■ WHAT IS EXPECTED:
Copy each of the entries below faithfully, setting aside any pictures.

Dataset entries
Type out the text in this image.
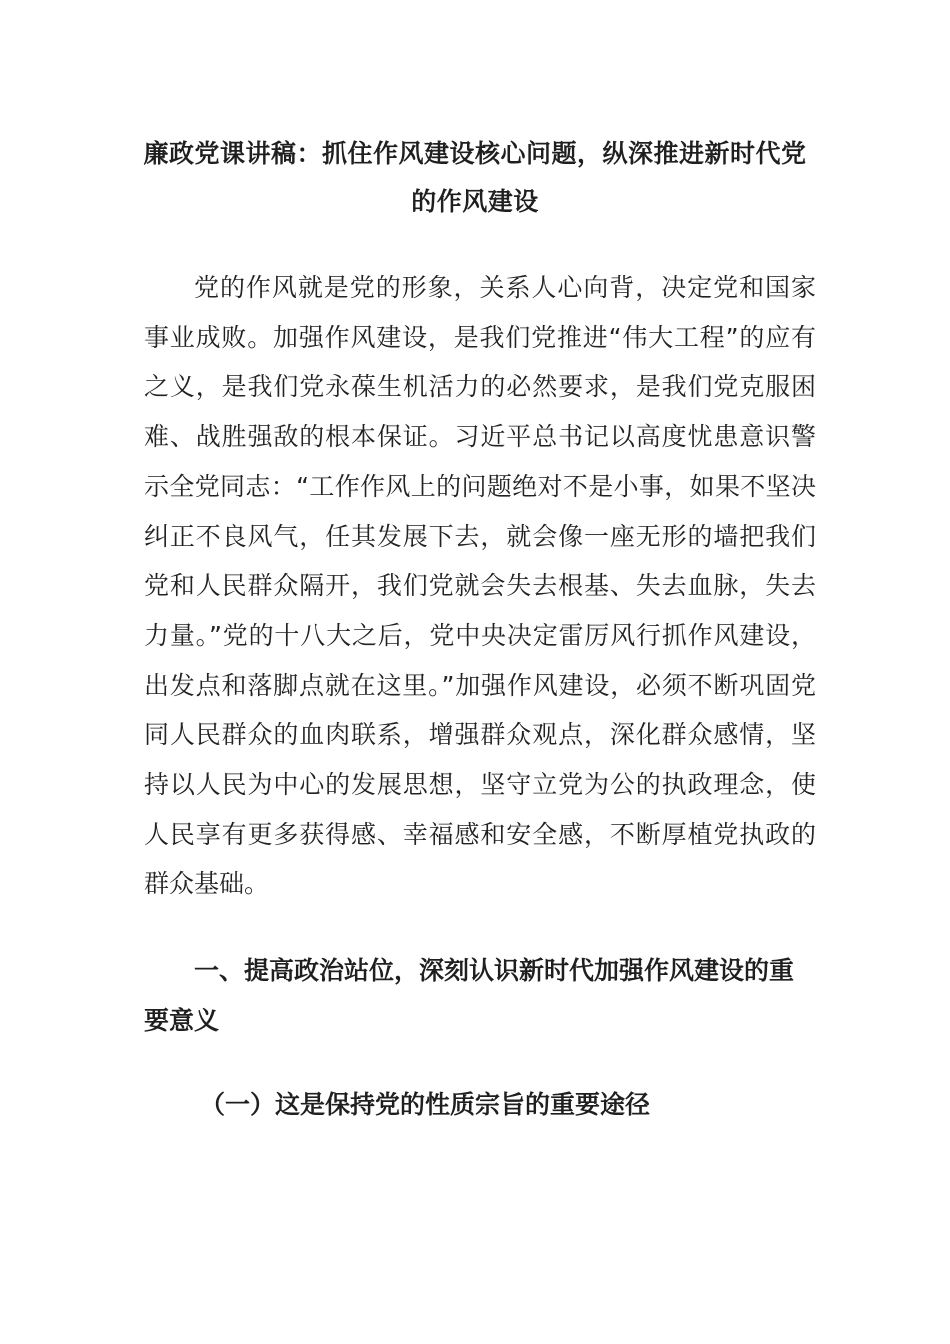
廉政党课讲稿：抓住作风建设核心问题，纵深推进新时代党的作风建设

党的作风就是党的形象，关系人心向背，决定党和国家事业成败。加强作风建设，是我们党推进“伟大工程”的应有之义，是我们党永葆生机活力的必然要求，是我们党克服困难、战胜强敌的根本保证。习近平总书记以高度忧患意识警示全党同志：“工作作风上的问题绝对不是小事，如果不坚决纠正不良风气，任其发展下去，就会像一座无形的墙把我们党和人民群众隔开，我们党就会失去根基、失去血脉，失去力量。”党的十八大之后，党中央决定雷厉风行抓作风建设，出发点和落脚点就在这里。”加强作风建设，必须不断巩固党同人民群众的血肉联系，增强群众观点，深化群众感情，坚持以人民为中心的发展思想，坚守立党为公的执政理念，使人民享有更多获得感、幸福感和安全感，不断厚植党执政的群众基础。

一、提高政治站位，深刻认识新时代加强作风建设的重要意义

（一）这是保持党的性质宗旨的重要途径
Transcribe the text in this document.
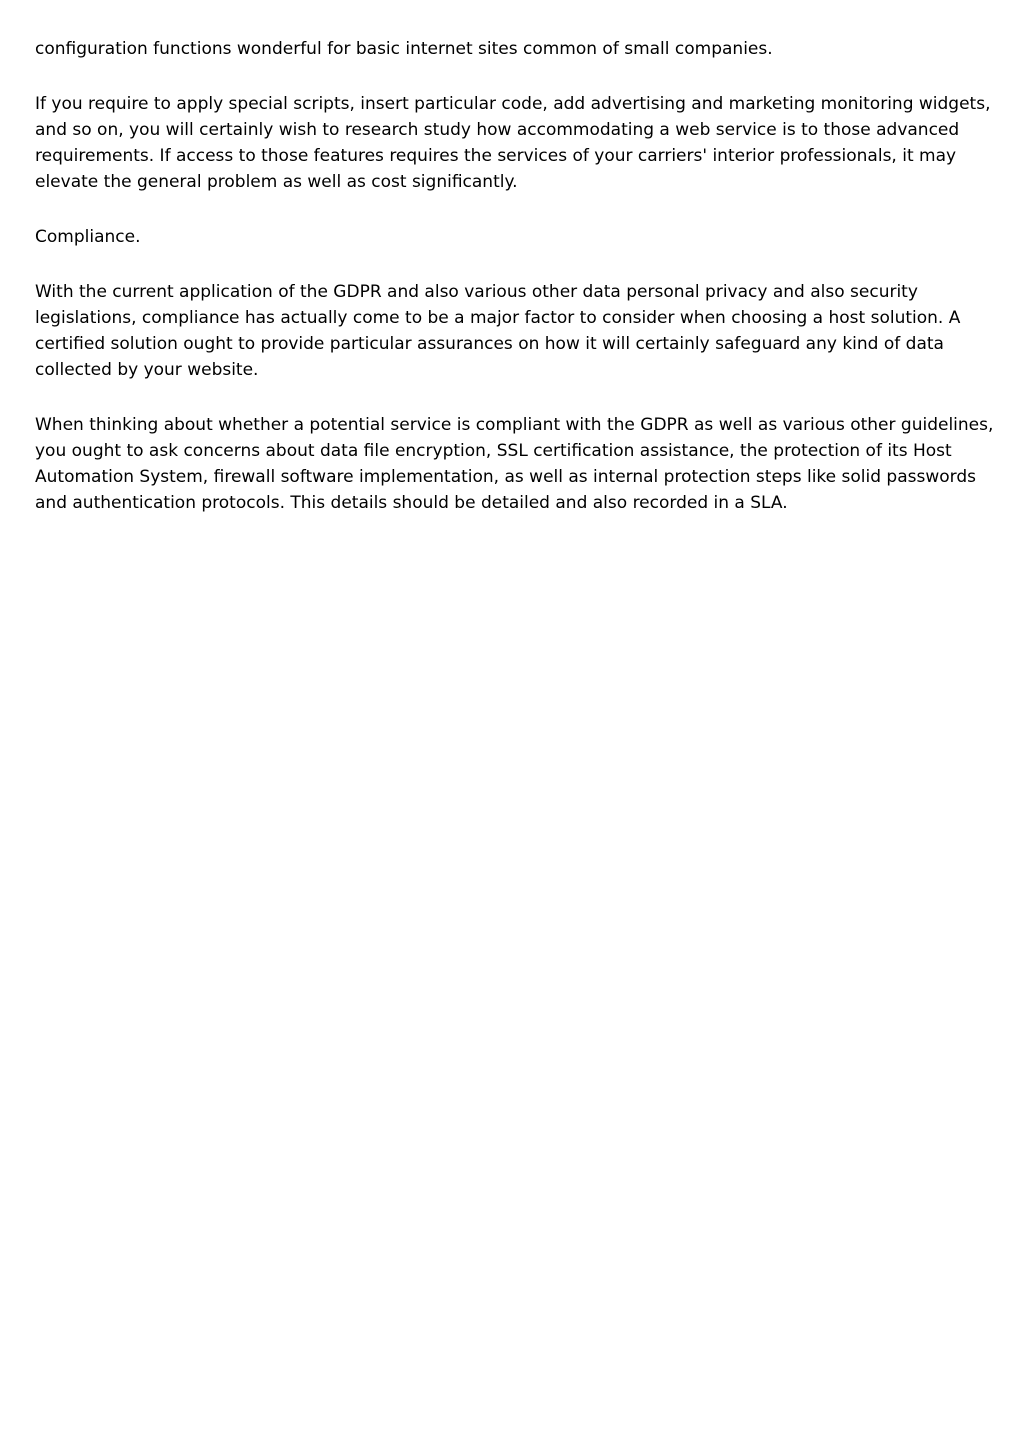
configuration functions wonderful for basic internet sites common of small companies.

If you require to apply special scripts, insert particular code, add advertising and marketing monitoring widgets, and so on, you will certainly wish to research study how accommodating a web service is to those advanced requirements. If access to those features requires the services of your carriers' interior professionals, it may elevate the general problem as well as cost significantly.

Compliance.

With the current application of the GDPR and also various other data personal privacy and also security legislations, compliance has actually come to be a major factor to consider when choosing a host solution. A certified solution ought to provide particular assurances on how it will certainly safeguard any kind of data collected by your website.

When thinking about whether a potential service is compliant with the GDPR as well as various other guidelines, you ought to ask concerns about data file encryption, SSL certification assistance, the protection of its Host Automation System, firewall software implementation, as well as internal protection steps like solid passwords and authentication protocols. This details should be detailed and also recorded in a SLA.
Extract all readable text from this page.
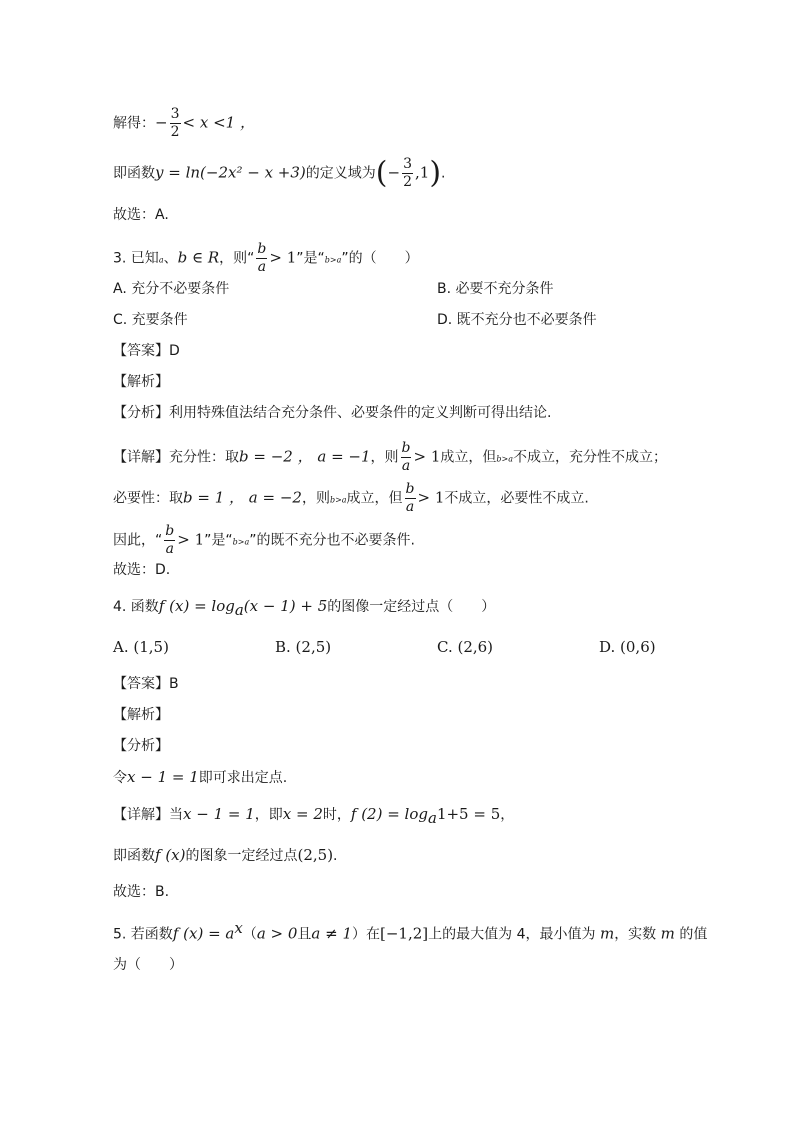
解得：− $\frac{3}{2} < x <1$ ，
即函数y = ln(−2x² − x +3)的定义域为(− $\frac{3}{2} ,1$).
故选：A.
3. 已知a、b ∈ R，则“ $\frac{b}{a} > 1$”是“b>a”的（　　）
A. 充分不必要条件	B. 必要不充分条件
C. 充要条件	D. 既不充分也不必要条件
【答案】D
【解析】
【分析】利用特殊值法结合充分条件、必要条件的定义判断可得出结论.
【详解】充分性：取b = −2 ， a = −1，则 $\frac{b}{a} > 1$成立，但b>a不成立，充分性不成立；
必要性：取b = 1 ， a = −2，则b>a成立，但 $\frac{b}{a} > 1$不成立，必要性不成立.
因此，“ $\frac{b}{a} > 1$”是“b>a”的既不充分也不必要条件.
故选：D.
4. 函数f $(x) = \log_a(x - 1) + 5$的图像一定经过点（　　）
A. (1,5)	B. (2,5)	C. (2,6)	D. (0,6)
【答案】B
【解析】
【分析】
令x − 1 = 1即可求出定点.
【详解】当x − 1 = 1，即x = 2时，f $(2) = \log_a1+5 = 5$，
即函数f (x)的图象一定经过点(2,5).
故选：B.
5. 若函数f $(x) = a^x(a > 0$且a ≠ 1）在[−1,2]上的最大值为 4，最小值为 m，实数 m 的值
为（　　）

■ TASK RESULT:
Type out the text in this image.
廉政党课讲稿：抓住作风建设核心问题，纵深推进新时代党的作风建设

党的作风就是党的形象，关系人心向背，决定党和国家事业成败。加强作风建设，是我们党推进“伟大工程”的应有之义，是我们党永葆生机活力的必然要求，是我们党克服困难、战胜强敌的根本保证。习近平总书记以高度忧患意识警示全党同志：“工作作风上的问题绝对不是小事，如果不坚决纠正不良风气，任其发展下去，就会像一座无形的墙把我们党和人民群众隔开，我们党就会失去根基、失去血脉，失去力量。”党的十八大之后，党中央决定雷厉风行抓作风建设，出发点和落脚点就在这里。”加强作风建设，必须不断巩固党同人民群众的血肉联系，增强群众观点，深化群众感情，坚持以人民为中心的发展思想，坚守立党为公的执政理念，使人民享有更多获得感、幸福感和安全感，不断厚植党执政的群众基础。

一、提高政治站位，深刻认识新时代加强作风建设的重要意义

（一）这是保持党的性质宗旨的重要途径
Transcribe the text in this document.
configuration functions wonderful for basic internet sites common of small companies.

If you require to apply special scripts, insert particular code, add advertising and marketing monitoring widgets, and so on, you will certainly wish to research study how accommodating a web service is to those advanced requirements. If access to those features requires the services of your carriers' interior professionals, it may elevate the general problem as well as cost significantly.

Compliance.

With the current application of the GDPR and also various other data personal privacy and also security legislations, compliance has actually come to be a major factor to consider when choosing a host solution. A certified solution ought to provide particular assurances on how it will certainly safeguard any kind of data collected by your website.

When thinking about whether a potential service is compliant with the GDPR as well as various other guidelines, you ought to ask concerns about data file encryption, SSL certification assistance, the protection of its Host Automation System, firewall software implementation, as well as internal protection steps like solid passwords and authentication protocols. This details should be detailed and also recorded in a SLA.
Extract all readable text from this page.
解得：− $\frac{3}{2} < x <1$ ，
即函数y = ln(−2x² − x +3)的定义域为(− $\frac{3}{2} ,1$).
故选：A.
3. 已知a、b ∈ R，则“ $\frac{b}{a} > 1$”是“b>a”的（　　）
A. 充分不必要条件	B. 必要不充分条件
C. 充要条件	D. 既不充分也不必要条件
【答案】D
【解析】
【分析】利用特殊值法结合充分条件、必要条件的定义判断可得出结论.
【详解】充分性：取b = −2 ， a = −1，则 $\frac{b}{a} > 1$成立，但b>a不成立，充分性不成立；
必要性：取b = 1 ， a = −2，则b>a成立，但 $\frac{b}{a} > 1$不成立，必要性不成立.
因此，“ $\frac{b}{a} > 1$”是“b>a”的既不充分也不必要条件.
故选：D.
4. 函数f $(x) = \log_a(x - 1) + 5$的图像一定经过点（　　）
A. (1,5)	B. (2,5)	C. (2,6)	D. (0,6)
【答案】B
【解析】
【分析】
令x − 1 = 1即可求出定点.
【详解】当x − 1 = 1，即x = 2时，f $(2) = \log_a1+5 = 5$，
即函数f (x)的图象一定经过点(2,5).
故选：B.
5. 若函数f $(x) = a^x(a > 0$且a ≠ 1）在[−1,2]上的最大值为 4，最小值为 m，实数 m 的值
为（　　）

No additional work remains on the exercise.